EXERCISE GOAL: Each entry below should be returned exactly as is, with the pictures removed.

RECORDS FOR THIS EXERCISE:
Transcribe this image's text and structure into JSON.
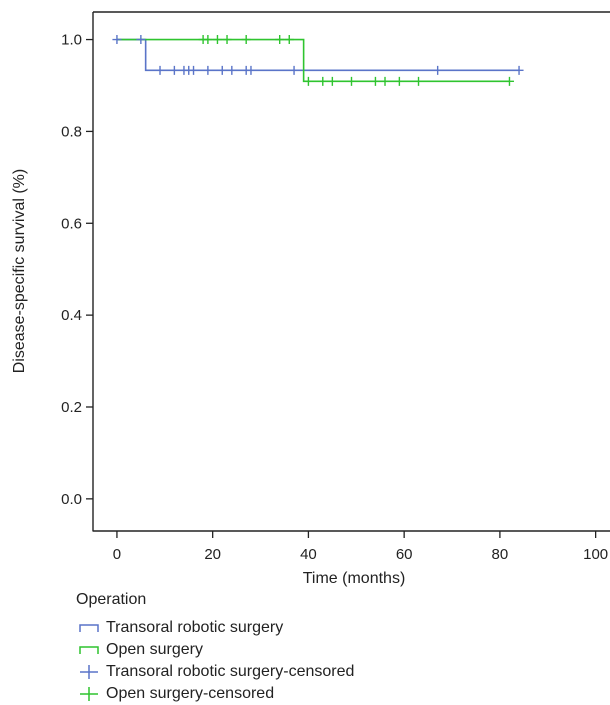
{
  "chart_data": {
    "type": "line",
    "subtype": "kaplan-meier",
    "title": "",
    "xlabel": "Time (months)",
    "ylabel": "Disease-specific survival (%)",
    "xlim": [
      -5,
      103
    ],
    "ylim": [
      -0.07,
      1.06
    ],
    "xticks": [
      0,
      20,
      40,
      60,
      80,
      100
    ],
    "xtick_labels": [
      "0",
      "20",
      "40",
      "60",
      "80",
      "100"
    ],
    "yticks": [
      0.0,
      0.2,
      0.4,
      0.6,
      0.8,
      1.0
    ],
    "ytick_labels": [
      "0.0",
      "0.2",
      "0.4",
      "0.6",
      "0.8",
      "1.0"
    ],
    "grid": false,
    "legend_position": "below",
    "legend_title": "Operation",
    "legend": [
      {
        "label": "Transoral robotic surgery",
        "kind": "step",
        "color": "#5a74c8"
      },
      {
        "label": "Open surgery",
        "kind": "step",
        "color": "#2fc42f"
      },
      {
        "label": "Transoral robotic surgery-censored",
        "kind": "cross",
        "color": "#5a74c8"
      },
      {
        "label": "Open surgery-censored",
        "kind": "cross",
        "color": "#2fc42f"
      }
    ],
    "series": [
      {
        "name": "Transoral robotic surgery",
        "color": "#5a74c8",
        "steps": [
          [
            0,
            1.0
          ],
          [
            6,
            0.933
          ],
          [
            84,
            0.933
          ]
        ],
        "censored": [
          [
            0,
            1.0
          ],
          [
            5,
            1.0
          ],
          [
            9,
            0.933
          ],
          [
            12,
            0.933
          ],
          [
            14,
            0.933
          ],
          [
            15,
            0.933
          ],
          [
            16,
            0.933
          ],
          [
            19,
            0.933
          ],
          [
            22,
            0.933
          ],
          [
            24,
            0.933
          ],
          [
            27,
            0.933
          ],
          [
            28,
            0.933
          ],
          [
            37,
            0.933
          ],
          [
            67,
            0.933
          ],
          [
            84,
            0.933
          ]
        ]
      },
      {
        "name": "Open surgery",
        "color": "#2fc42f",
        "steps": [
          [
            0,
            1.0
          ],
          [
            39,
            0.909
          ],
          [
            82,
            0.909
          ]
        ],
        "censored": [
          [
            18,
            1.0
          ],
          [
            19,
            1.0
          ],
          [
            21,
            1.0
          ],
          [
            23,
            1.0
          ],
          [
            27,
            1.0
          ],
          [
            34,
            1.0
          ],
          [
            36,
            1.0
          ],
          [
            40,
            0.909
          ],
          [
            43,
            0.909
          ],
          [
            45,
            0.909
          ],
          [
            49,
            0.909
          ],
          [
            54,
            0.909
          ],
          [
            56,
            0.909
          ],
          [
            59,
            0.909
          ],
          [
            63,
            0.909
          ],
          [
            82,
            0.909
          ]
        ]
      }
    ]
  }
}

PROBLEM SOLUTION:
Transcribe this image's text and structure into JSON.
{
  "chart_data": {
    "type": "line",
    "subtype": "kaplan-meier",
    "title": "",
    "xlabel": "Time (months)",
    "ylabel": "Disease-specific survival (%)",
    "xlim": [
      -5,
      103
    ],
    "ylim": [
      -0.07,
      1.06
    ],
    "xticks": [
      0,
      20,
      40,
      60,
      80,
      100
    ],
    "xtick_labels": [
      "0",
      "20",
      "40",
      "60",
      "80",
      "100"
    ],
    "yticks": [
      0.0,
      0.2,
      0.4,
      0.6,
      0.8,
      1.0
    ],
    "ytick_labels": [
      "0.0",
      "0.2",
      "0.4",
      "0.6",
      "0.8",
      "1.0"
    ],
    "grid": false,
    "legend_position": "below",
    "legend_title": "Operation",
    "legend": [
      {
        "label": "Transoral robotic surgery",
        "kind": "step",
        "color": "#5a74c8"
      },
      {
        "label": "Open surgery",
        "kind": "step",
        "color": "#2fc42f"
      },
      {
        "label": "Transoral robotic surgery-censored",
        "kind": "cross",
        "color": "#5a74c8"
      },
      {
        "label": "Open surgery-censored",
        "kind": "cross",
        "color": "#2fc42f"
      }
    ],
    "series": [
      {
        "name": "Transoral robotic surgery",
        "color": "#5a74c8",
        "steps": [
          [
            0,
            1.0
          ],
          [
            6,
            0.933
          ],
          [
            84,
            0.933
          ]
        ],
        "censored": [
          [
            0,
            1.0
          ],
          [
            5,
            1.0
          ],
          [
            9,
            0.933
          ],
          [
            12,
            0.933
          ],
          [
            14,
            0.933
          ],
          [
            15,
            0.933
          ],
          [
            16,
            0.933
          ],
          [
            19,
            0.933
          ],
          [
            22,
            0.933
          ],
          [
            24,
            0.933
          ],
          [
            27,
            0.933
          ],
          [
            28,
            0.933
          ],
          [
            37,
            0.933
          ],
          [
            67,
            0.933
          ],
          [
            84,
            0.933
          ]
        ]
      },
      {
        "name": "Open surgery",
        "color": "#2fc42f",
        "steps": [
          [
            0,
            1.0
          ],
          [
            39,
            0.909
          ],
          [
            82,
            0.909
          ]
        ],
        "censored": [
          [
            18,
            1.0
          ],
          [
            19,
            1.0
          ],
          [
            21,
            1.0
          ],
          [
            23,
            1.0
          ],
          [
            27,
            1.0
          ],
          [
            34,
            1.0
          ],
          [
            36,
            1.0
          ],
          [
            40,
            0.909
          ],
          [
            43,
            0.909
          ],
          [
            45,
            0.909
          ],
          [
            49,
            0.909
          ],
          [
            54,
            0.909
          ],
          [
            56,
            0.909
          ],
          [
            59,
            0.909
          ],
          [
            63,
            0.909
          ],
          [
            82,
            0.909
          ]
        ]
      }
    ]
  }
}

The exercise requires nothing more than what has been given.